* The task: Return all lines from the listing below in which the string "台股上櫃類股" occurs.

── Supplied entries ──

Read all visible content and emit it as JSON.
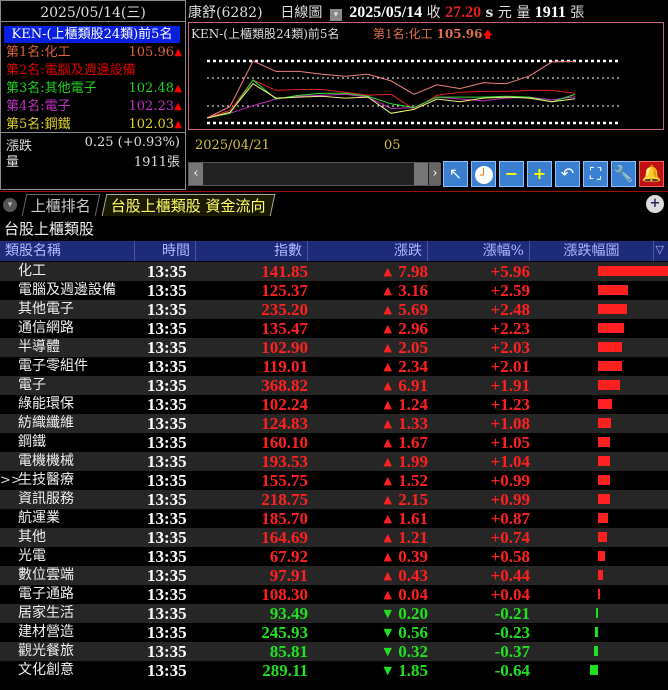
{
  "left_panel": {
    "date": "2025/05/14(三)",
    "rank_title": "KEN-(上櫃類股24類)前5名",
    "ranks": [
      {
        "label": "第1名:化工",
        "value": "105.96",
        "color": "#e06040",
        "up": true
      },
      {
        "label": "第2名:電腦及週邊設備",
        "value": "",
        "color": "#e00000",
        "up": false
      },
      {
        "label": "第3名:其他電子",
        "value": "102.48",
        "color": "#20d020",
        "up": true
      },
      {
        "label": "第4名:電子",
        "value": "102.23",
        "color": "#c030c0",
        "up": true
      },
      {
        "label": "第5名:鋼鐵",
        "value": "102.03",
        "color": "#e0d020",
        "up": true
      }
    ],
    "change_label": "漲跌",
    "change_value": "0.25 (+0.93%)",
    "volume_label": "量",
    "volume_value": "1911張"
  },
  "header": {
    "stock": "康舒(6282)",
    "chart_type": "日線圖",
    "date": "2025/05/14",
    "close_label": "收",
    "close": "27.20",
    "unit_s": "s",
    "unit_yuan": "元",
    "volume_label": "量",
    "volume": "1911",
    "volume_unit": "張"
  },
  "chart": {
    "title": "KEN-(上櫃類股24類)前5名",
    "legend": "第1名:化工",
    "legend_value": "105.96",
    "x_labels": [
      "2025/04/21",
      "05"
    ],
    "series": [
      {
        "color": "#f08080",
        "values": [
          100,
          101.2,
          106,
          104.9,
          104.9,
          104.6,
          104.4,
          104.6,
          103.9,
          102.5,
          103.5,
          103.1,
          103.7,
          103.6,
          104.4,
          105.9,
          105.96
        ]
      },
      {
        "color": "#e02020",
        "values": [
          100,
          100.8,
          104,
          102.9,
          103,
          103,
          102.7,
          102.4,
          102.5,
          100.9,
          102.4,
          102.7,
          102.8,
          102.8,
          102.9,
          102.9,
          102.6
        ]
      },
      {
        "color": "#c030c0",
        "values": [
          100,
          100.5,
          101.3,
          102,
          102.3,
          102.4,
          102.5,
          102.2,
          101,
          101.1,
          102.2,
          102,
          101.8,
          102.1,
          102.2,
          101.9,
          102.23
        ]
      },
      {
        "color": "#30e030",
        "values": [
          100,
          100.5,
          104,
          102,
          102.4,
          102.6,
          102.6,
          102.3,
          101.5,
          101.1,
          102.2,
          102.2,
          102.2,
          102.3,
          102.2,
          101.7,
          102.48
        ]
      },
      {
        "color": "#f0f080",
        "values": [
          100,
          100.6,
          103.6,
          102.1,
          102.2,
          102.3,
          102.1,
          102.2,
          100.5,
          100.9,
          102,
          101.7,
          102.1,
          102.2,
          102.1,
          101.7,
          102.03
        ]
      }
    ]
  },
  "tabs": [
    {
      "label": "上櫃排名"
    },
    {
      "label": "台股上櫃類股 資金流向"
    }
  ],
  "section_title": "台股上櫃類股",
  "columns": [
    "類股名稱",
    "時間",
    "指數",
    "漲跌",
    "漲幅%",
    "漲跌幅圖"
  ],
  "colors": {
    "up": "#ff2020",
    "down": "#20e020"
  },
  "rows": [
    {
      "name": "化工",
      "time": "13:35",
      "index": "141.85",
      "change": "7.98",
      "pct": "+5.96",
      "v": 5.96
    },
    {
      "name": "電腦及週邊設備",
      "time": "13:35",
      "index": "125.37",
      "change": "3.16",
      "pct": "+2.59",
      "v": 2.59
    },
    {
      "name": "其他電子",
      "time": "13:35",
      "index": "235.20",
      "change": "5.69",
      "pct": "+2.48",
      "v": 2.48
    },
    {
      "name": "通信網路",
      "time": "13:35",
      "index": "135.47",
      "change": "2.96",
      "pct": "+2.23",
      "v": 2.23
    },
    {
      "name": "半導體",
      "time": "13:35",
      "index": "102.90",
      "change": "2.05",
      "pct": "+2.03",
      "v": 2.03
    },
    {
      "name": "電子零組件",
      "time": "13:35",
      "index": "119.01",
      "change": "2.34",
      "pct": "+2.01",
      "v": 2.01
    },
    {
      "name": "電子",
      "time": "13:35",
      "index": "368.82",
      "change": "6.91",
      "pct": "+1.91",
      "v": 1.91
    },
    {
      "name": "綠能環保",
      "time": "13:35",
      "index": "102.24",
      "change": "1.24",
      "pct": "+1.23",
      "v": 1.23
    },
    {
      "name": "紡織纖維",
      "time": "13:35",
      "index": "124.83",
      "change": "1.33",
      "pct": "+1.08",
      "v": 1.08
    },
    {
      "name": "鋼鐵",
      "time": "13:35",
      "index": "160.10",
      "change": "1.67",
      "pct": "+1.05",
      "v": 1.05
    },
    {
      "name": "電機機械",
      "time": "13:35",
      "index": "193.53",
      "change": "1.99",
      "pct": "+1.04",
      "v": 1.04
    },
    {
      "name": "生技醫療",
      "time": "13:35",
      "index": "155.75",
      "change": "1.52",
      "pct": "+0.99",
      "v": 0.99,
      "marker": ">>"
    },
    {
      "name": "資訊服務",
      "time": "13:35",
      "index": "218.75",
      "change": "2.15",
      "pct": "+0.99",
      "v": 0.99
    },
    {
      "name": "航運業",
      "time": "13:35",
      "index": "185.70",
      "change": "1.61",
      "pct": "+0.87",
      "v": 0.87
    },
    {
      "name": "其他",
      "time": "13:35",
      "index": "164.69",
      "change": "1.21",
      "pct": "+0.74",
      "v": 0.74
    },
    {
      "name": "光電",
      "time": "13:35",
      "index": "67.92",
      "change": "0.39",
      "pct": "+0.58",
      "v": 0.58
    },
    {
      "name": "數位雲端",
      "time": "13:35",
      "index": "97.91",
      "change": "0.43",
      "pct": "+0.44",
      "v": 0.44
    },
    {
      "name": "電子通路",
      "time": "13:35",
      "index": "108.30",
      "change": "0.04",
      "pct": "+0.04",
      "v": 0.04
    },
    {
      "name": "居家生活",
      "time": "13:35",
      "index": "93.49",
      "change": "0.20",
      "pct": "-0.21",
      "v": -0.21
    },
    {
      "name": "建材營造",
      "time": "13:35",
      "index": "245.93",
      "change": "0.56",
      "pct": "-0.23",
      "v": -0.23
    },
    {
      "name": "觀光餐旅",
      "time": "13:35",
      "index": "85.81",
      "change": "0.32",
      "pct": "-0.37",
      "v": -0.37
    },
    {
      "name": "文化創意",
      "time": "13:35",
      "index": "289.11",
      "change": "1.85",
      "pct": "-0.64",
      "v": -0.64
    }
  ]
}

───

* Task solution:
      "label": "台股上櫃類股 資金流向"
  "section_title": "台股上櫃類股",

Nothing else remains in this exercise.